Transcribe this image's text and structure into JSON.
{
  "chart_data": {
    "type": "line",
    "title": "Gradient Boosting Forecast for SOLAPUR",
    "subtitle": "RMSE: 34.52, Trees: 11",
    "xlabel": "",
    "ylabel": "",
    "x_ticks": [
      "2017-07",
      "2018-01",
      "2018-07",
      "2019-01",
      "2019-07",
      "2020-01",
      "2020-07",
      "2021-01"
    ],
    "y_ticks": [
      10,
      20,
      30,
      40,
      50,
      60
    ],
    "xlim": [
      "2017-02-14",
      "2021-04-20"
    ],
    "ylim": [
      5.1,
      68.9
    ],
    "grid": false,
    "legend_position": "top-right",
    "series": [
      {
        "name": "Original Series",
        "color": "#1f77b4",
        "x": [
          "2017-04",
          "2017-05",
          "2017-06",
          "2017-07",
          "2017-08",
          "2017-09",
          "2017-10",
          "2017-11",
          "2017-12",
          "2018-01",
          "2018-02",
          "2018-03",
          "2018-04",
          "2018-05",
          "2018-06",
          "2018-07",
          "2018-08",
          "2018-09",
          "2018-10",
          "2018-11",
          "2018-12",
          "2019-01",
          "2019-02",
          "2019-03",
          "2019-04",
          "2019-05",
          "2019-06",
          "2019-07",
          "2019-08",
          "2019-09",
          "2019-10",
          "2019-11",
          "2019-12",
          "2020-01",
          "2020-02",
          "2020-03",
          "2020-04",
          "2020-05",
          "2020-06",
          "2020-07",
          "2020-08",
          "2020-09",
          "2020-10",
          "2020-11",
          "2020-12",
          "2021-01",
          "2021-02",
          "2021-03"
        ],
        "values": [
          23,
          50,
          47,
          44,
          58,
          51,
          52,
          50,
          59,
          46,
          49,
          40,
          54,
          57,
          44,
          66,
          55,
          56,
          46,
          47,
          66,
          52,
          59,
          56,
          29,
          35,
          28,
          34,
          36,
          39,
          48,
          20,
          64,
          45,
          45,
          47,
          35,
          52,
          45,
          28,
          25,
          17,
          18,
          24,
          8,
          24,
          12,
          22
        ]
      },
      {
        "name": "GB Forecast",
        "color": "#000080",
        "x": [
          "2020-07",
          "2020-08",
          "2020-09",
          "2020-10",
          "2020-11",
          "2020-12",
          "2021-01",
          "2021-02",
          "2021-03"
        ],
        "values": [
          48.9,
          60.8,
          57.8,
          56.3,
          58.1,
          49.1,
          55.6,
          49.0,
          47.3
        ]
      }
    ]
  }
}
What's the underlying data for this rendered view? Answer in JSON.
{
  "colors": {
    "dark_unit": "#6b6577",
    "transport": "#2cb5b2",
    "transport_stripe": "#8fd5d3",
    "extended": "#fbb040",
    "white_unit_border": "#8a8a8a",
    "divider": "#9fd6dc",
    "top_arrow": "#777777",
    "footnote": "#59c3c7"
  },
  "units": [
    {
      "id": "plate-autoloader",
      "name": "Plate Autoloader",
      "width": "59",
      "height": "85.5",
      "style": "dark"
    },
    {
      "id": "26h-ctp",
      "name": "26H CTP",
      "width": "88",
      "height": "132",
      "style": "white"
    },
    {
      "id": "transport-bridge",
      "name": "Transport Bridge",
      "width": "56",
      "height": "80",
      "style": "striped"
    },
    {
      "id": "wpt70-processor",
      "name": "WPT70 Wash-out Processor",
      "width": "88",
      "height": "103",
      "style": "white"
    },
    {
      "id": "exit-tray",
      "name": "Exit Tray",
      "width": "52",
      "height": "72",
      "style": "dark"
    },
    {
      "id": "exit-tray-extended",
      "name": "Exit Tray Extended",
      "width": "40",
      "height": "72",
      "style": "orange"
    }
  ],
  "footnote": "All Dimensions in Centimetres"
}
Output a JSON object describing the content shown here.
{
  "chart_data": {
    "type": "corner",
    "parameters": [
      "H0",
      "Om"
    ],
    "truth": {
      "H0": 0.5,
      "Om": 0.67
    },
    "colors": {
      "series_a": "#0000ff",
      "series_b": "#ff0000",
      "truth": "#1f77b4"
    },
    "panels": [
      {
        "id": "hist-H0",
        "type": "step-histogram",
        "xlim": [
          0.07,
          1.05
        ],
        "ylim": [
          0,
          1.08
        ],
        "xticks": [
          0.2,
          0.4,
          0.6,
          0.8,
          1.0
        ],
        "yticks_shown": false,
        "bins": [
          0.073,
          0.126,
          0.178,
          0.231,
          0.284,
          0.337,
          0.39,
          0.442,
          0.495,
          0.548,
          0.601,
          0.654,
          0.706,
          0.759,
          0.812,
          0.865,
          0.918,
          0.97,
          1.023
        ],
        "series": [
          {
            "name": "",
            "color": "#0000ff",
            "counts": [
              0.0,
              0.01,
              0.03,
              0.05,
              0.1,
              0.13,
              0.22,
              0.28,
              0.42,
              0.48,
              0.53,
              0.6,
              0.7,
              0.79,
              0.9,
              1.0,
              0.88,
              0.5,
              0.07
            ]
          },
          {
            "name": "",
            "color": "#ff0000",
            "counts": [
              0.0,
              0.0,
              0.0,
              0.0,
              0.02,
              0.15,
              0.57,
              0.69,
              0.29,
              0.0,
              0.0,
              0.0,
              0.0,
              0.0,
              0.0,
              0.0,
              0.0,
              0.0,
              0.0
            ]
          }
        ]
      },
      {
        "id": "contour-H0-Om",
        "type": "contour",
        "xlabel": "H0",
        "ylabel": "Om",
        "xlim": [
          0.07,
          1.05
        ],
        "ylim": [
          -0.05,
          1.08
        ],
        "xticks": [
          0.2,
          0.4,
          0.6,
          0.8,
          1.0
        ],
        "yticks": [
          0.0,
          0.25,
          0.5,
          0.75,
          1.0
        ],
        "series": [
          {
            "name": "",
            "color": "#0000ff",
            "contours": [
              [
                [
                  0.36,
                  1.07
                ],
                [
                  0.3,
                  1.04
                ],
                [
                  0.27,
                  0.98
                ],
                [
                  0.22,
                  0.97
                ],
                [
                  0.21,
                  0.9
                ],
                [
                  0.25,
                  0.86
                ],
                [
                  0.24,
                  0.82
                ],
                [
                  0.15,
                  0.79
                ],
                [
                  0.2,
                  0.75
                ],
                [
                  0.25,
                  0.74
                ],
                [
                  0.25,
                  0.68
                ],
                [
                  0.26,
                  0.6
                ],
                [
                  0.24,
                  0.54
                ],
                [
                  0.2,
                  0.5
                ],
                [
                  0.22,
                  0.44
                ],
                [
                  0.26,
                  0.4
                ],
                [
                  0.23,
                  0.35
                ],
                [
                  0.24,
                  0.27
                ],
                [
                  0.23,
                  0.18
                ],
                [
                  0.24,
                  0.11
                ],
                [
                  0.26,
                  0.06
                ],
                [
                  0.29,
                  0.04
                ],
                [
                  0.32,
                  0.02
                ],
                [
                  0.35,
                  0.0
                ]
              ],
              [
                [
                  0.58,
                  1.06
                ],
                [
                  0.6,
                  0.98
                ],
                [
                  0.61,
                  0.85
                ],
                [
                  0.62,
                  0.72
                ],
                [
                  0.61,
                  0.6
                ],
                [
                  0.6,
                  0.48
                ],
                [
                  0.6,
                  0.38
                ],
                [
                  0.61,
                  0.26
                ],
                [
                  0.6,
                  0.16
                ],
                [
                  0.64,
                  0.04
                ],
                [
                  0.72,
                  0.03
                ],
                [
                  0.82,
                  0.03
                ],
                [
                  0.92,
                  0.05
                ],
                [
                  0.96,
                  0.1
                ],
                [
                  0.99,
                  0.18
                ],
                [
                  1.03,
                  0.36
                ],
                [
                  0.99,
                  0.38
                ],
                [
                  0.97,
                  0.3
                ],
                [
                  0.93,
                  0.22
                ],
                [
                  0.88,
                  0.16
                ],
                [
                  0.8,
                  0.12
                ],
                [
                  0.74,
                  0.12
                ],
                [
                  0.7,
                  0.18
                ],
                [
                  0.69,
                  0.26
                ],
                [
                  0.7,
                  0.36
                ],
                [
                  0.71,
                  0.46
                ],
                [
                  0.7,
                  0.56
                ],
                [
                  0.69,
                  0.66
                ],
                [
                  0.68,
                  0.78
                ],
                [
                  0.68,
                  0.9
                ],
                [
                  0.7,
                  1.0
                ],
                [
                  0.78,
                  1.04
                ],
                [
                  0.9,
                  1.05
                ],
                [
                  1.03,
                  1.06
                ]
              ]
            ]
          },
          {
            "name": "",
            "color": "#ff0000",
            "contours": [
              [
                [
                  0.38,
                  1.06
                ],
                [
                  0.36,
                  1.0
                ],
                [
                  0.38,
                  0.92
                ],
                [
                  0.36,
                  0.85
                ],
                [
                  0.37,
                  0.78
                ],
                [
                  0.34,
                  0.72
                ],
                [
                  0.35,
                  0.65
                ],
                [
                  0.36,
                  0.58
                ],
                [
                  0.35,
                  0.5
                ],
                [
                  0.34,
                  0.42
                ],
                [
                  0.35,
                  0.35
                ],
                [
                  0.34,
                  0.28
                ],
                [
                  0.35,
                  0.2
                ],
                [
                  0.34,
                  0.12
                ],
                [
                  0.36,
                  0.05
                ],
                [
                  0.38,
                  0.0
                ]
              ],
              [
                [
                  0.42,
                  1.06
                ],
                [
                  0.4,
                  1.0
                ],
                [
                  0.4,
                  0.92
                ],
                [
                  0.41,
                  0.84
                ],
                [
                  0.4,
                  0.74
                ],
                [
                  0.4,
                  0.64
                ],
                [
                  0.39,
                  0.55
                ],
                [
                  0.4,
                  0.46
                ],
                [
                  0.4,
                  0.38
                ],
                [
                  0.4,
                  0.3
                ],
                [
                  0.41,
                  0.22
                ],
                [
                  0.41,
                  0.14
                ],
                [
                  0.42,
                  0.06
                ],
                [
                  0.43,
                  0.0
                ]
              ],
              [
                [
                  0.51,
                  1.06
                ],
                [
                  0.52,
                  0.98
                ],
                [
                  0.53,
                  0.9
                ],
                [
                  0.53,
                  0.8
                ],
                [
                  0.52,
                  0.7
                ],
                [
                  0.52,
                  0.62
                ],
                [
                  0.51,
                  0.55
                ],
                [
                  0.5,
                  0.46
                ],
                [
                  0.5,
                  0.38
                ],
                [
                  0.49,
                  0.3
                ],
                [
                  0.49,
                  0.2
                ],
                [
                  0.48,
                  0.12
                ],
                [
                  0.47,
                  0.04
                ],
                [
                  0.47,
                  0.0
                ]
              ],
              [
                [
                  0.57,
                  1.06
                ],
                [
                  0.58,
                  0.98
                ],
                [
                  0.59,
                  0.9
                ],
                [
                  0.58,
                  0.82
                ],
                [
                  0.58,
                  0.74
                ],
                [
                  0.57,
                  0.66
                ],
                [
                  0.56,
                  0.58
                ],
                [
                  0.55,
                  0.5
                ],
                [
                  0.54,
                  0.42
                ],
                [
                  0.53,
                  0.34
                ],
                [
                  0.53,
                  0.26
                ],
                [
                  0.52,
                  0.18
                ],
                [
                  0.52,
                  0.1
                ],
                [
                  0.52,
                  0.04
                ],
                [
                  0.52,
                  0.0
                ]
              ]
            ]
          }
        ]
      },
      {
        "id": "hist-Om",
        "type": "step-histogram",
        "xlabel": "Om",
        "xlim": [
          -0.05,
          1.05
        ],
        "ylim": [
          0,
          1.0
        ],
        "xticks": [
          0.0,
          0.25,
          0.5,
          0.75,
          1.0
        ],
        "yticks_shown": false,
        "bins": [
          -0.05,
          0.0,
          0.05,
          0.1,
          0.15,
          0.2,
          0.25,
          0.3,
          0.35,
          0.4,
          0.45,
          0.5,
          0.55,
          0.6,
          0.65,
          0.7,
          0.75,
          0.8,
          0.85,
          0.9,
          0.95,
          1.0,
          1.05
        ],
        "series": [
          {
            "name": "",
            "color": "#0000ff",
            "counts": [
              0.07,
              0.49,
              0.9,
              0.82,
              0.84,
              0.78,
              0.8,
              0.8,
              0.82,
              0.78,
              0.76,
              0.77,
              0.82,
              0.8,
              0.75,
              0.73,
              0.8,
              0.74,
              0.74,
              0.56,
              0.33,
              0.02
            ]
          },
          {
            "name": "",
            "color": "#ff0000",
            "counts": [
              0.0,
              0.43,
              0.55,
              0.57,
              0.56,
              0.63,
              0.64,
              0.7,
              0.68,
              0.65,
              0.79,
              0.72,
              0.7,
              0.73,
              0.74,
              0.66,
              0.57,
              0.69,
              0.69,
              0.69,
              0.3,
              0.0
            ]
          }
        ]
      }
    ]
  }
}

## AIM OF THE TASK
Show each line in the entries that holds the string "width".

## THE RESPONSE
      "width": "59",
      "width": "88",
      "width": "56",
      "width": "88",
      "width": "52",
      "width": "40",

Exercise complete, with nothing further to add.